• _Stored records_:
------
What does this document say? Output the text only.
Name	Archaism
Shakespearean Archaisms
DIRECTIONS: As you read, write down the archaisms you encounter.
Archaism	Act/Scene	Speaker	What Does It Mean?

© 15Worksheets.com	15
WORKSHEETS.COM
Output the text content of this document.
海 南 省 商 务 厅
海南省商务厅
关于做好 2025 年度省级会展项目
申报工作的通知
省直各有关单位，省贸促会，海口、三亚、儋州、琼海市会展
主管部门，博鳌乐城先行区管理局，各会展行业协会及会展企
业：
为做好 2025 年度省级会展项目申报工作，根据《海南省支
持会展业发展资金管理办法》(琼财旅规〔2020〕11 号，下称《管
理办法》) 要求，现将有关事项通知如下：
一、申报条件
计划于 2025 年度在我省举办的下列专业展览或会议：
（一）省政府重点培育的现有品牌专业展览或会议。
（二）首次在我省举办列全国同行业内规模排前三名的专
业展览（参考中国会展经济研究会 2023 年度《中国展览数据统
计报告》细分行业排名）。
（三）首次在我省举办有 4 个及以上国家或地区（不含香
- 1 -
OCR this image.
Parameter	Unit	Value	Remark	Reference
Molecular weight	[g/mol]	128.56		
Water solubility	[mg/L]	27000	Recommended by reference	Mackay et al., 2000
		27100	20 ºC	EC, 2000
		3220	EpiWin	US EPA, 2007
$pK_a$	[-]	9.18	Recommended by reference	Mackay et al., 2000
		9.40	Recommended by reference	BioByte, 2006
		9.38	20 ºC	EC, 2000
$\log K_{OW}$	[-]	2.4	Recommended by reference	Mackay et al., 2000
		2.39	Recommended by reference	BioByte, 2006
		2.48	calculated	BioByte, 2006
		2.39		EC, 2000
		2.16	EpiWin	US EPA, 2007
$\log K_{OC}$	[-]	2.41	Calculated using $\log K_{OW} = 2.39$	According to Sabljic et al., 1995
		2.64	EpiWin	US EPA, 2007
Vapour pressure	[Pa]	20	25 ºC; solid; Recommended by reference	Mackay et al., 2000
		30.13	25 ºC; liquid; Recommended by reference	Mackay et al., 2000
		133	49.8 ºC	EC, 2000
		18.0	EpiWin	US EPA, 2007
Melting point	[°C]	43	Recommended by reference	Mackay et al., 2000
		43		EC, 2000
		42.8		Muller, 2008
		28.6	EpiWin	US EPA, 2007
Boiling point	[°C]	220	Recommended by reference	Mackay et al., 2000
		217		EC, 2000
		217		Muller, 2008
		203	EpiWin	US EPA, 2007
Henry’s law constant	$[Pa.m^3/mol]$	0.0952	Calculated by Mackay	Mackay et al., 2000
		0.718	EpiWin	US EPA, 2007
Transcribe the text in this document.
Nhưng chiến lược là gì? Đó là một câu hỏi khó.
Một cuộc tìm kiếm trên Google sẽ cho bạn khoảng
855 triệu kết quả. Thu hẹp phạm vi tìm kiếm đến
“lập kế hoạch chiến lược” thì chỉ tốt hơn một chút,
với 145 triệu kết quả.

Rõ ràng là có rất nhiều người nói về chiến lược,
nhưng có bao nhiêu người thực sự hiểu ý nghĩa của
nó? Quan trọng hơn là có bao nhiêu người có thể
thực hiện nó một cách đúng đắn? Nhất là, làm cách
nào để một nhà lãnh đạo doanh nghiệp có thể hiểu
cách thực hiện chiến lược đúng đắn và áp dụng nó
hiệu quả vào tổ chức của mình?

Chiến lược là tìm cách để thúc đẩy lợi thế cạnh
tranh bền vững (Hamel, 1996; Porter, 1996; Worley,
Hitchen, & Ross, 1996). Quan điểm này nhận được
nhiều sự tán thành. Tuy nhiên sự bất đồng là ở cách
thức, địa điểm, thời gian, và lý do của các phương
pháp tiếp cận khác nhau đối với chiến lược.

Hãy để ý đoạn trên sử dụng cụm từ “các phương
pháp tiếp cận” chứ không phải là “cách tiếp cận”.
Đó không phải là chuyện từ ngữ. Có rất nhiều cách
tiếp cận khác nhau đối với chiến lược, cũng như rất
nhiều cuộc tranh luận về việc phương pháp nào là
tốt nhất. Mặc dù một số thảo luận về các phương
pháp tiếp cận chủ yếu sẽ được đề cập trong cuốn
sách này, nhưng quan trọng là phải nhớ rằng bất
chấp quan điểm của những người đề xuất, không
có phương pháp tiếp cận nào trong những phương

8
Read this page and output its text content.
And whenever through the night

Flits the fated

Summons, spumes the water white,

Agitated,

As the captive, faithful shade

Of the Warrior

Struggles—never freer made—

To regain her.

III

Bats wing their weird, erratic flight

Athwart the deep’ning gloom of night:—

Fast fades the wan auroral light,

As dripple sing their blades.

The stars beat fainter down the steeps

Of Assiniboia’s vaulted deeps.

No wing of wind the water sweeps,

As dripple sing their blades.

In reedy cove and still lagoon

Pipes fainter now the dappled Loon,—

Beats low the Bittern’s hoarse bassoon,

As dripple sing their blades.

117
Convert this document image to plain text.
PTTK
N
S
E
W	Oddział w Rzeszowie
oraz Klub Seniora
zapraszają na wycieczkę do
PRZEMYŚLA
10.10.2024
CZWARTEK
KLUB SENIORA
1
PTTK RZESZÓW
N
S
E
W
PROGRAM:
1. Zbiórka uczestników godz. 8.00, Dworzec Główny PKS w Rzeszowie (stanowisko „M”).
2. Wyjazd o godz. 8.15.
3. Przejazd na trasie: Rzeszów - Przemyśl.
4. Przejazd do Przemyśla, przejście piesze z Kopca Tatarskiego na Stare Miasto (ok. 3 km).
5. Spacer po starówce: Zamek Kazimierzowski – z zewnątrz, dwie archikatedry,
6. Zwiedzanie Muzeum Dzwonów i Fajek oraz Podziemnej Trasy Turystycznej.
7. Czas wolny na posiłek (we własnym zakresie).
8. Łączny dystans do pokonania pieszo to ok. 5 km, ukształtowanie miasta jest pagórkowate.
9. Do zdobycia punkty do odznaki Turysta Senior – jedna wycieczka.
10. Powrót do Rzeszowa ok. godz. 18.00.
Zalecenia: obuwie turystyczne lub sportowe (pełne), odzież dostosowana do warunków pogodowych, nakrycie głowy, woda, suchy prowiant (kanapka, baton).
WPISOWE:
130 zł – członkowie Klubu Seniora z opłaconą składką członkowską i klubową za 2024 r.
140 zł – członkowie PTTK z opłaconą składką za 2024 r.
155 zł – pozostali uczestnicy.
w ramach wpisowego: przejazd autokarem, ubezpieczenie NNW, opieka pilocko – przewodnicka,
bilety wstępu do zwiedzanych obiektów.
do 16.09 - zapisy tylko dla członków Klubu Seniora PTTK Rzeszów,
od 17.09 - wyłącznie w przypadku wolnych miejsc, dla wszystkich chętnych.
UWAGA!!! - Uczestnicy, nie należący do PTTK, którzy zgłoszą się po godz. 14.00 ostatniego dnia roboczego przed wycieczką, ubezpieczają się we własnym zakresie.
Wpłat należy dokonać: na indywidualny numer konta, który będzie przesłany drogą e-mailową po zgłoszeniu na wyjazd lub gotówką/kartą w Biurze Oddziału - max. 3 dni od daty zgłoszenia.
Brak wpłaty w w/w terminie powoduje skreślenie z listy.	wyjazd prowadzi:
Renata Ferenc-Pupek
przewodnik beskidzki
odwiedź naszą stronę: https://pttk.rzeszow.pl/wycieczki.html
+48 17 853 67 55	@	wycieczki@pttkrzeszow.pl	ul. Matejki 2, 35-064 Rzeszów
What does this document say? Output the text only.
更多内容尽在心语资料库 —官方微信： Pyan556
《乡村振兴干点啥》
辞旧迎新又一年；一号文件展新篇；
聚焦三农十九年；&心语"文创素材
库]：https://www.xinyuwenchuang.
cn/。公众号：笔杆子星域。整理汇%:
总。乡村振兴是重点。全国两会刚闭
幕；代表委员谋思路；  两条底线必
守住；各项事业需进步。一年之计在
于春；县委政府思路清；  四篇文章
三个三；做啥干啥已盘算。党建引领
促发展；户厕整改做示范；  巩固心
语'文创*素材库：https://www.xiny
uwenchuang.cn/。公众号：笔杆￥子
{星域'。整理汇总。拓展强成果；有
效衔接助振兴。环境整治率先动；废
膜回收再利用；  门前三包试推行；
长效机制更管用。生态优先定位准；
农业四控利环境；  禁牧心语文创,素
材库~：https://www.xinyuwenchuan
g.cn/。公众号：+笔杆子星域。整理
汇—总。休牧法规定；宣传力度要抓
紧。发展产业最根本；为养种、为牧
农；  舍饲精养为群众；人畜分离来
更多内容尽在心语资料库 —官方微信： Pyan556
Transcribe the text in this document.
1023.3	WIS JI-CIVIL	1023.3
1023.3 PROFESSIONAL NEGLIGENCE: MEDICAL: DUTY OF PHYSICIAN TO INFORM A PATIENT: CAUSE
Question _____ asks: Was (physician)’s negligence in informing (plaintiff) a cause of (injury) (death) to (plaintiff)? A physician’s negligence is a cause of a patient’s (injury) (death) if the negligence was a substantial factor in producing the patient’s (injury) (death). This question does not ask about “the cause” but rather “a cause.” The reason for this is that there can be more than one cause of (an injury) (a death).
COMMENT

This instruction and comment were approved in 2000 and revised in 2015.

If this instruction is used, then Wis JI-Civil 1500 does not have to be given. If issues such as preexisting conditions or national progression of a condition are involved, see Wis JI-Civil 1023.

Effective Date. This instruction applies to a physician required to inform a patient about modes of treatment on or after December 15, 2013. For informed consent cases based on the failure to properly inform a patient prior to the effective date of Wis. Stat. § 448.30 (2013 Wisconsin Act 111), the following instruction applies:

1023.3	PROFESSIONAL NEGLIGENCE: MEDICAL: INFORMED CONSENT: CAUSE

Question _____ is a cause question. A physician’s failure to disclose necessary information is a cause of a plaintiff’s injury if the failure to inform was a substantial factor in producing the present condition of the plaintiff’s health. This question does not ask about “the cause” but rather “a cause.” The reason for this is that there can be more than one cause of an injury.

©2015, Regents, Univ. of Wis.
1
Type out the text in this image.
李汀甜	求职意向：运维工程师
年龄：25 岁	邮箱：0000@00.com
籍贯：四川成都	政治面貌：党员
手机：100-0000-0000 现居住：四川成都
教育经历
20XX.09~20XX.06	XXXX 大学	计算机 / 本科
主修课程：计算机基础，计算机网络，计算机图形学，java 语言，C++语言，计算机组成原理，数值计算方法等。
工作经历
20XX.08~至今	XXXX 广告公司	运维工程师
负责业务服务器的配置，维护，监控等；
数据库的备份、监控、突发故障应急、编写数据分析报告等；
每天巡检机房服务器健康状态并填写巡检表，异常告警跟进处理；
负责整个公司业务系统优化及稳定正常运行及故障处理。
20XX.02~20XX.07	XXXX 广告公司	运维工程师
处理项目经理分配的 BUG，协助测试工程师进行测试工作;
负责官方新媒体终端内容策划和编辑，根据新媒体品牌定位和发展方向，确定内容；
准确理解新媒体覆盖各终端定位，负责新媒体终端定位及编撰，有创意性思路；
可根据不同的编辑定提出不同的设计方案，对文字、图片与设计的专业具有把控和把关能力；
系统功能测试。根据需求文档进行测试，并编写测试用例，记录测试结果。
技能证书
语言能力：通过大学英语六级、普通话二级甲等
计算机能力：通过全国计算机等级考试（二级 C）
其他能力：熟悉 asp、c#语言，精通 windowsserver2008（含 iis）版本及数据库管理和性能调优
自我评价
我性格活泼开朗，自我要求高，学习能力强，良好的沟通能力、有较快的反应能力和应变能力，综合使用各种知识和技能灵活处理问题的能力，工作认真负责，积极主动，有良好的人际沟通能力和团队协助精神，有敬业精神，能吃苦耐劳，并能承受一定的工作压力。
------
Search the records above for "członkowie". Copy each line where it is found.

• _Result_:
130 zł – członkowie Klubu Seniora z opłaconą składką członkowską i klubową za 2024 r.
140 zł – członkowie PTTK z opłaconą składką za 2024 r.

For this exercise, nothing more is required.